## EXERCISE REQUIREMENTS
Quote word for word every line from the one containing "Localize all elements." through the one containing "home-team-name: Dinamarca (220, 405, 266, 416)", both inclusive, and leave out the pictures.

## SUPPLIED MATERIAL
════════

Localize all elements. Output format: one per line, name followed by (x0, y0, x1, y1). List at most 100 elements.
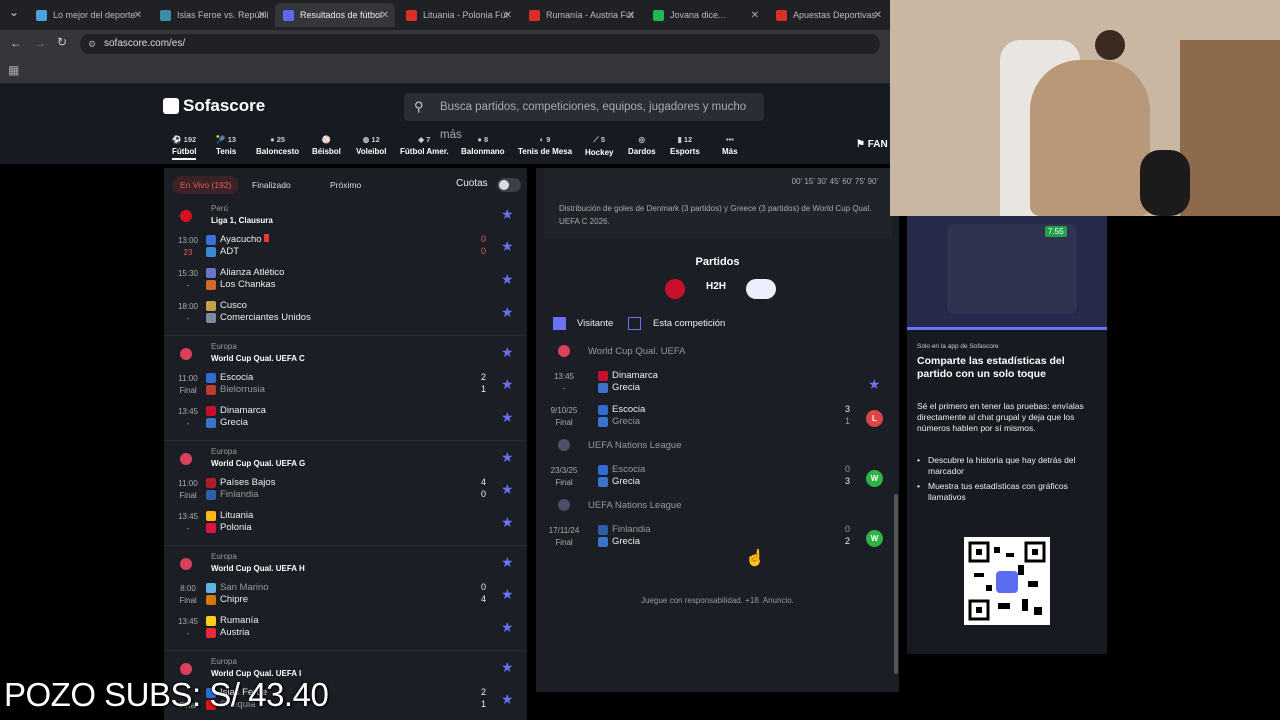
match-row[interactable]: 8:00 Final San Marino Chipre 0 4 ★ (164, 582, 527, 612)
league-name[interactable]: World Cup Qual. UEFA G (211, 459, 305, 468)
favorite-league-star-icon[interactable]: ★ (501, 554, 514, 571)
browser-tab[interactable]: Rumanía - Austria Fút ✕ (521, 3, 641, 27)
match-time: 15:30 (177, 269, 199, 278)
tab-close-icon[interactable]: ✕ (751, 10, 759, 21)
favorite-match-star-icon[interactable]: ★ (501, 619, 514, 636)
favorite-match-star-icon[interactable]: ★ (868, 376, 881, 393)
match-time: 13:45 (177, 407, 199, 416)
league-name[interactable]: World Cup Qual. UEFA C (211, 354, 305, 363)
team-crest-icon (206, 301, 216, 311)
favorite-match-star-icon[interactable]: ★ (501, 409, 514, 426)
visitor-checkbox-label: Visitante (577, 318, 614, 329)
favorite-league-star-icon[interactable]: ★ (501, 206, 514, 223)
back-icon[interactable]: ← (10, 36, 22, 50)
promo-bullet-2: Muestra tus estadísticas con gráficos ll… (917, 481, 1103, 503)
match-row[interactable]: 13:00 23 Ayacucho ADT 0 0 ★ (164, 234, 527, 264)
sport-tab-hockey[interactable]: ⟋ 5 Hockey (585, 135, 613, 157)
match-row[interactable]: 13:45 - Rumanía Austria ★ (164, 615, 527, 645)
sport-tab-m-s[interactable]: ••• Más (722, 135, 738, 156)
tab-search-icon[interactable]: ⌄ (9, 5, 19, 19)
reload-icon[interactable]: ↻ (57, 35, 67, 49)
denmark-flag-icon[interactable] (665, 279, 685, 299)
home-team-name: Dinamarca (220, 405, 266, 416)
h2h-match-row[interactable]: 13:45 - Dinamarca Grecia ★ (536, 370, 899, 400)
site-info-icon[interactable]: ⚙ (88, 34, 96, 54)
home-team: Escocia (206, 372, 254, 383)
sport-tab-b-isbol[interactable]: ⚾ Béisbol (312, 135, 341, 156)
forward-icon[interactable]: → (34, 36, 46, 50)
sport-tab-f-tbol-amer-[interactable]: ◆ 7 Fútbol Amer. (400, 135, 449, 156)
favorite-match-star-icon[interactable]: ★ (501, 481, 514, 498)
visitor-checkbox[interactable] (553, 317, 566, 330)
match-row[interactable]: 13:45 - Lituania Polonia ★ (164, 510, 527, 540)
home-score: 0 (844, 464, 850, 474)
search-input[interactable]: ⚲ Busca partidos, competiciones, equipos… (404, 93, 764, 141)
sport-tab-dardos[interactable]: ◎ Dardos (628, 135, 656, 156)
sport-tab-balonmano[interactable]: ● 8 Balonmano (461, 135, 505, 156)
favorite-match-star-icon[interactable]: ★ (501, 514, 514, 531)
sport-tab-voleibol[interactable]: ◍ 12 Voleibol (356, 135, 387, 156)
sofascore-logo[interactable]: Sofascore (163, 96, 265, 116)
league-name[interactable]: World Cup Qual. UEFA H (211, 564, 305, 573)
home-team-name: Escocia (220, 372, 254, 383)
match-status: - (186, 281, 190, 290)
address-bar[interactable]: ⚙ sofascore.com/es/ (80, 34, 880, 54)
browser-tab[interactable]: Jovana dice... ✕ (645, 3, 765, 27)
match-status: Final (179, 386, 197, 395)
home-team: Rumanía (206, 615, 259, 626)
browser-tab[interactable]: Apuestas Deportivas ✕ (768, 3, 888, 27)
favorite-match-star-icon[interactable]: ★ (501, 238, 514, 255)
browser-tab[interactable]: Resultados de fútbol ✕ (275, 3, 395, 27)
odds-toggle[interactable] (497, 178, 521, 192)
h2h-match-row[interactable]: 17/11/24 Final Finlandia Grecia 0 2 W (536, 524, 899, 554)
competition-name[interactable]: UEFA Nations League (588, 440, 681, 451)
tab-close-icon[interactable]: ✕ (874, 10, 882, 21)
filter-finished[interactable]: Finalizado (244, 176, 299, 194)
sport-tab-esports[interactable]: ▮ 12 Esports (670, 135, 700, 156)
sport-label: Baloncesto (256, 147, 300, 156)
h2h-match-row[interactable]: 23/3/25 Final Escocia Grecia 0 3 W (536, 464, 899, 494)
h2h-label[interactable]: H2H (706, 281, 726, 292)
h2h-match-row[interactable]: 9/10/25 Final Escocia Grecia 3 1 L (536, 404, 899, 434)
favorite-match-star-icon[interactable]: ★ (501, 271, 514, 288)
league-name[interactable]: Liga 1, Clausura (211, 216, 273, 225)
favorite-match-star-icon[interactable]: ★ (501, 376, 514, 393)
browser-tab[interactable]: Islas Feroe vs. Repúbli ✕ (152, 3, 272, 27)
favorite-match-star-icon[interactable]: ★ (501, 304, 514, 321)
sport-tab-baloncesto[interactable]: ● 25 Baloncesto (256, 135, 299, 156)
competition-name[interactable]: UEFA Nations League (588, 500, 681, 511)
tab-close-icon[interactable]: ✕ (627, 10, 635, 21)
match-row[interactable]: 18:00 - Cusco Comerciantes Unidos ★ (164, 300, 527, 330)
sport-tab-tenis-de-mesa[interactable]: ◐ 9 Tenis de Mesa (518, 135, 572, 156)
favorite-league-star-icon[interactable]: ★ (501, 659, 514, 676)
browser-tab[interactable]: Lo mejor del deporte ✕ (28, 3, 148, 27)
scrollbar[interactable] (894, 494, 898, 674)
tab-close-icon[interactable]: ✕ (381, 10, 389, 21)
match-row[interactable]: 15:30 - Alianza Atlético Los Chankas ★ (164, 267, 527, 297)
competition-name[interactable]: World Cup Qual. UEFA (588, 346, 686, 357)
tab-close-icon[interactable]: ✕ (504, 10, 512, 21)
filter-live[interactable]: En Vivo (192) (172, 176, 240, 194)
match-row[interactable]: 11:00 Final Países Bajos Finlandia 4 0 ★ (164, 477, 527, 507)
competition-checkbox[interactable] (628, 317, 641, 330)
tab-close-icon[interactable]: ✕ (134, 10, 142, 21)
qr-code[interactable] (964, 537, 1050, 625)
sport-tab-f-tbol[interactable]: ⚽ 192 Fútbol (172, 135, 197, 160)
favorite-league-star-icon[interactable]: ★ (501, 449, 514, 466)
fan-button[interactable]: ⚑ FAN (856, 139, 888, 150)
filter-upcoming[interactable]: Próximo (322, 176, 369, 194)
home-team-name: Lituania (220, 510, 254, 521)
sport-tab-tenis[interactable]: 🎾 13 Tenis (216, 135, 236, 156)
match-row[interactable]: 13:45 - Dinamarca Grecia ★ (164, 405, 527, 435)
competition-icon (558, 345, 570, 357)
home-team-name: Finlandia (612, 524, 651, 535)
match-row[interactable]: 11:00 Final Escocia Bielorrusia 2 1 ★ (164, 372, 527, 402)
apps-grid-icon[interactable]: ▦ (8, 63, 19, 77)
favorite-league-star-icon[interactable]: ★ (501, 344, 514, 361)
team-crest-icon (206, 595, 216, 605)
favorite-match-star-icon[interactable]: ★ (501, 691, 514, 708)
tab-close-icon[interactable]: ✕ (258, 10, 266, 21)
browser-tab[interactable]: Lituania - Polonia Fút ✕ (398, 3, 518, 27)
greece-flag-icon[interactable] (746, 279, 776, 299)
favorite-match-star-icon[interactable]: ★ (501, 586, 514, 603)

════════

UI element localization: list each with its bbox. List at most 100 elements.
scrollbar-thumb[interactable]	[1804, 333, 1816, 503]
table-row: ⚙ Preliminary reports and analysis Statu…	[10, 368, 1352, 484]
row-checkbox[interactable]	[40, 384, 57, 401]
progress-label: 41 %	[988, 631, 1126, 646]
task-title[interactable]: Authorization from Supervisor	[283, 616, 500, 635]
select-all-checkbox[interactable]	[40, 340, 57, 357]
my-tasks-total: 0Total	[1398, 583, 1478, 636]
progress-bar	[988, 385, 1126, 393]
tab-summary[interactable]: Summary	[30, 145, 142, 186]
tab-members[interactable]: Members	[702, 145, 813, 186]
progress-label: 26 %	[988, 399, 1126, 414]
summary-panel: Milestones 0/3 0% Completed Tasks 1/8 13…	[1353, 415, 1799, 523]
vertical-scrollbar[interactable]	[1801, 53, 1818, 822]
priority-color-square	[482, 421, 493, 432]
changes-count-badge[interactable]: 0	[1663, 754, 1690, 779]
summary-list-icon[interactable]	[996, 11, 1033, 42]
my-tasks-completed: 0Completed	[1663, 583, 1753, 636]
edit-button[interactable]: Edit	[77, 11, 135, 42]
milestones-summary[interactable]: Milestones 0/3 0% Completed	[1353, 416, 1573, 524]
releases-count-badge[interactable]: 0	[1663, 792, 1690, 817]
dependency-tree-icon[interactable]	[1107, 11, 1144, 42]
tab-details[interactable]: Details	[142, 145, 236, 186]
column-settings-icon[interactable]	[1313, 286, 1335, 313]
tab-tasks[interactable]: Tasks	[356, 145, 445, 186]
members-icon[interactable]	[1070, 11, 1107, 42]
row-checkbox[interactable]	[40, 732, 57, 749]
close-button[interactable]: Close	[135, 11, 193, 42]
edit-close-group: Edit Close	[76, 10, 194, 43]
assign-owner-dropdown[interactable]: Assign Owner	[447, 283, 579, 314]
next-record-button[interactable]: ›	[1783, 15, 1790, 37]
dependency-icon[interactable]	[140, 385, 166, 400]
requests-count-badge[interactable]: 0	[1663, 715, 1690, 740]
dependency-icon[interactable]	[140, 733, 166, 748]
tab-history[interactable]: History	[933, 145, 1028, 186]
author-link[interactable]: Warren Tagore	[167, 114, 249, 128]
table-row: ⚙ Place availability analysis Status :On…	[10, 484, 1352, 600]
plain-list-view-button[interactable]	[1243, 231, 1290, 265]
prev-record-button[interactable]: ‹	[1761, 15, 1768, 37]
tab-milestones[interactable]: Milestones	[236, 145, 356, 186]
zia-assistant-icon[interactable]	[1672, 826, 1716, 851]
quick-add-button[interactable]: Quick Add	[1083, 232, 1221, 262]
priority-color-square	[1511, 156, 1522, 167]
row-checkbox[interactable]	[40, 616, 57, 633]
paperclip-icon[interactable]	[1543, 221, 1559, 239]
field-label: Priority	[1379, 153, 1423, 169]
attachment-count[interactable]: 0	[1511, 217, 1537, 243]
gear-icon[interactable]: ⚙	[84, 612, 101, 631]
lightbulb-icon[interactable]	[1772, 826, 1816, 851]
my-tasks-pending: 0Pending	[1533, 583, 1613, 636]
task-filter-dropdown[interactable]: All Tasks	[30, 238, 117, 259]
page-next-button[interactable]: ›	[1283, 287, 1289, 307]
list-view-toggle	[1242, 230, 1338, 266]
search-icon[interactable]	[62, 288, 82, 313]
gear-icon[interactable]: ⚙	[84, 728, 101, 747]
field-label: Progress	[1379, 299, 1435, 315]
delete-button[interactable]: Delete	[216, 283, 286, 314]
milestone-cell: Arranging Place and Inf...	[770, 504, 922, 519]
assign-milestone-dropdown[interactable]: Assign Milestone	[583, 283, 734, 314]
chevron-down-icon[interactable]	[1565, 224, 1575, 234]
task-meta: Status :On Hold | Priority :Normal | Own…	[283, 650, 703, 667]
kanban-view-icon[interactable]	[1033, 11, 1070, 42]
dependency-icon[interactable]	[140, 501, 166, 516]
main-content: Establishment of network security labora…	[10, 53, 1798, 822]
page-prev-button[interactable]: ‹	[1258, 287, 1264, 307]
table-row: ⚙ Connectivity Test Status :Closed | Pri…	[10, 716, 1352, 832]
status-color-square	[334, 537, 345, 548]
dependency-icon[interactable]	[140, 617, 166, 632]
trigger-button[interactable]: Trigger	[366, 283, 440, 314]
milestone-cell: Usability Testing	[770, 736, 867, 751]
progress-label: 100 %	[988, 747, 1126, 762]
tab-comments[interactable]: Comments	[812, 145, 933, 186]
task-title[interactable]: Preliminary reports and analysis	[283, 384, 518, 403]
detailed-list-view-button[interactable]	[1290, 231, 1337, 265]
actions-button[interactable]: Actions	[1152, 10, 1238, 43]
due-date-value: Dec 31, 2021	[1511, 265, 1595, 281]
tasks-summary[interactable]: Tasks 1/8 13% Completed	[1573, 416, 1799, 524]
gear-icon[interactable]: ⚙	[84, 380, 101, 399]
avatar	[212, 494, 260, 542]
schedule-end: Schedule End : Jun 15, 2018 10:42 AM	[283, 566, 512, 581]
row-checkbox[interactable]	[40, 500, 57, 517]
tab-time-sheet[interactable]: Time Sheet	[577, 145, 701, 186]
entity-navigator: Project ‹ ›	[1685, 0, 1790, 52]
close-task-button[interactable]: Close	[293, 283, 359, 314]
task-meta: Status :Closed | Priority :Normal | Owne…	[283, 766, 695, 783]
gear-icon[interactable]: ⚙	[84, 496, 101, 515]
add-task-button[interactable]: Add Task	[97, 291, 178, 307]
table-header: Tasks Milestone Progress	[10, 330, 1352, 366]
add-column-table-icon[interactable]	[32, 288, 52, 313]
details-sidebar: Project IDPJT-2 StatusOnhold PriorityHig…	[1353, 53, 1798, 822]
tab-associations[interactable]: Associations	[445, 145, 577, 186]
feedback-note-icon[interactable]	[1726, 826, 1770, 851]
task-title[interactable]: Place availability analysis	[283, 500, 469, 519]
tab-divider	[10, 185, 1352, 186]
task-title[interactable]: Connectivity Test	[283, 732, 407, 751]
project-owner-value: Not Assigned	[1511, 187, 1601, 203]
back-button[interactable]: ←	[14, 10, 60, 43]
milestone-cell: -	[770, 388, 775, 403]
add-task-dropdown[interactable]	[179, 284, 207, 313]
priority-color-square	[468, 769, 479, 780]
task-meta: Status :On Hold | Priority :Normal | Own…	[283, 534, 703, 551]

════════

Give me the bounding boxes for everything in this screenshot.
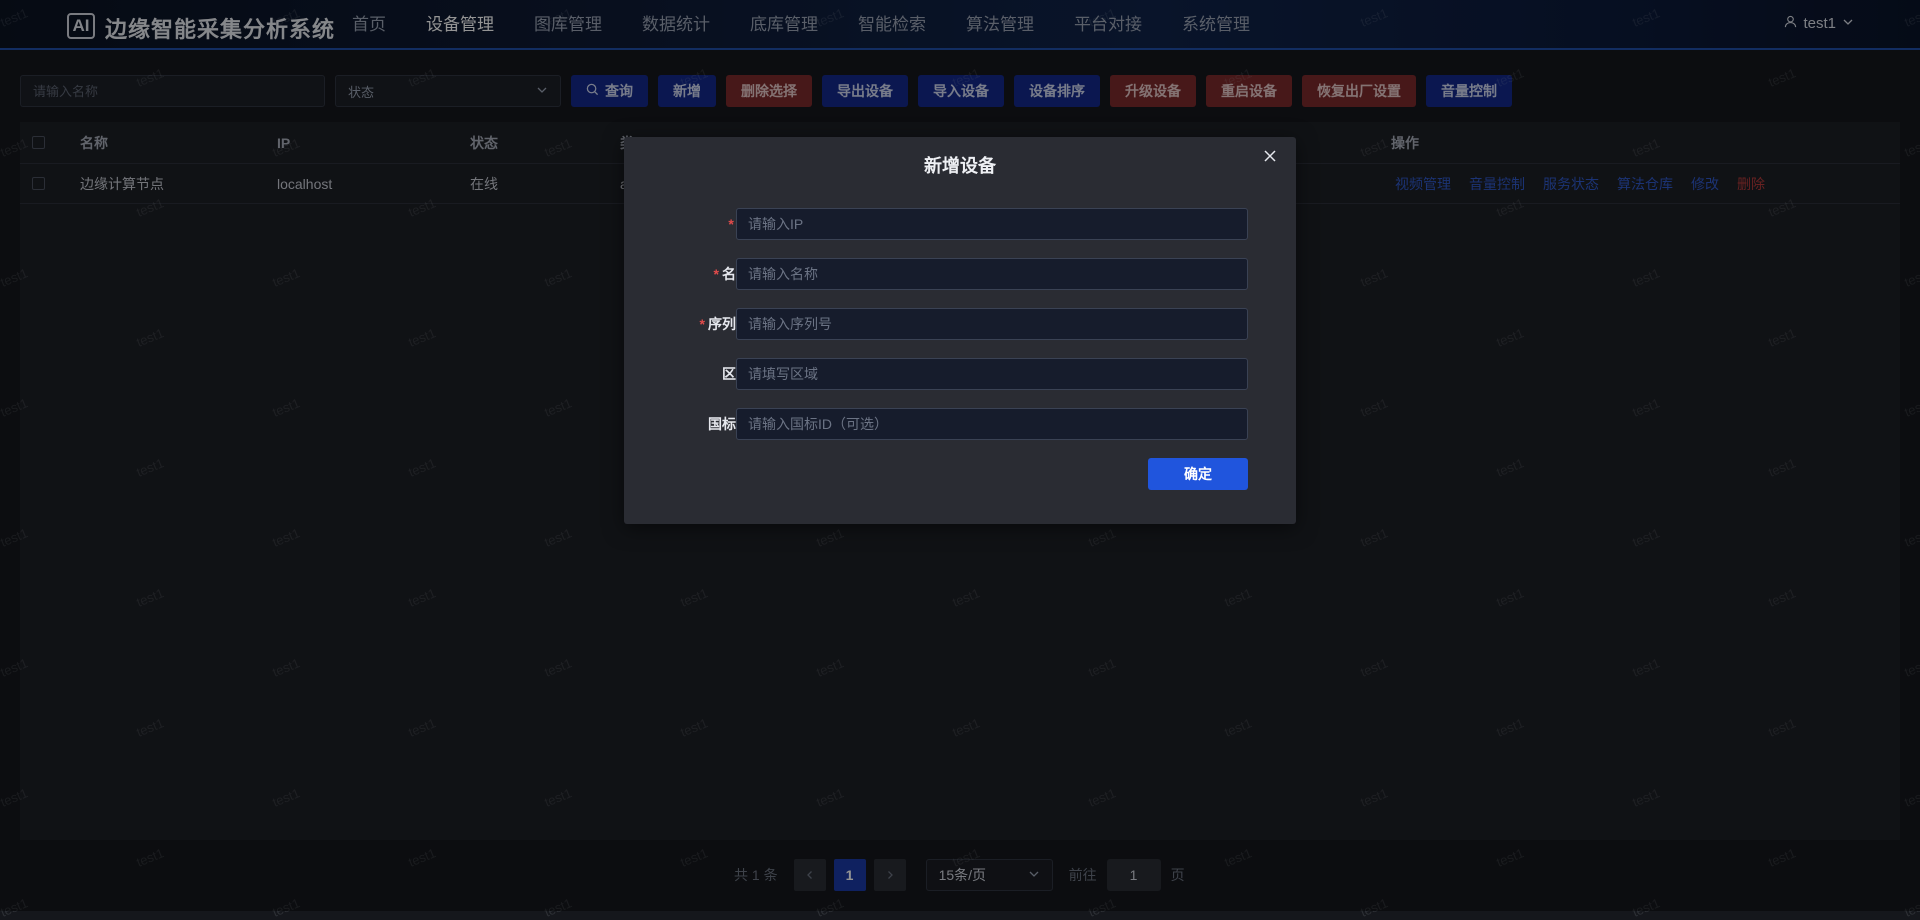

════════

## RESPONSE TO THIS TASK
Localize all elements. Output format: one per line, name followed by (x0, y0, x1, y1). List at most 100 elements.
match-row[interactable]: 8:00 Final San Marino Chipre 0 4 ★ (164, 582, 527, 612)
league-name[interactable]: World Cup Qual. UEFA G (211, 459, 305, 468)
favorite-league-star-icon[interactable]: ★ (501, 554, 514, 571)
browser-tab[interactable]: Rumanía - Austria Fút ✕ (521, 3, 641, 27)
match-time: 15:30 (177, 269, 199, 278)
tab-close-icon[interactable]: ✕ (751, 10, 759, 21)
favorite-match-star-icon[interactable]: ★ (501, 619, 514, 636)
favorite-match-star-icon[interactable]: ★ (868, 376, 881, 393)
match-time: 13:45 (177, 407, 199, 416)
league-name[interactable]: World Cup Qual. UEFA C (211, 354, 305, 363)
team-crest-icon (206, 301, 216, 311)
favorite-match-star-icon[interactable]: ★ (501, 409, 514, 426)
visitor-checkbox-label: Visitante (577, 318, 614, 329)
favorite-league-star-icon[interactable]: ★ (501, 206, 514, 223)
back-icon[interactable]: ← (10, 36, 22, 50)
promo-bullet-2: Muestra tus estadísticas con gráficos ll… (917, 481, 1103, 503)
match-row[interactable]: 13:00 23 Ayacucho ADT 0 0 ★ (164, 234, 527, 264)
sport-tab-hockey[interactable]: ⟋ 5 Hockey (585, 135, 613, 157)
match-row[interactable]: 13:45 - Rumanía Austria ★ (164, 615, 527, 645)
sport-tab-m-s[interactable]: ••• Más (722, 135, 738, 156)
tab-search-icon[interactable]: ⌄ (9, 5, 19, 19)
reload-icon[interactable]: ↻ (57, 35, 67, 49)
denmark-flag-icon[interactable] (665, 279, 685, 299)
home-team-name: Dinamarca (220, 405, 266, 416)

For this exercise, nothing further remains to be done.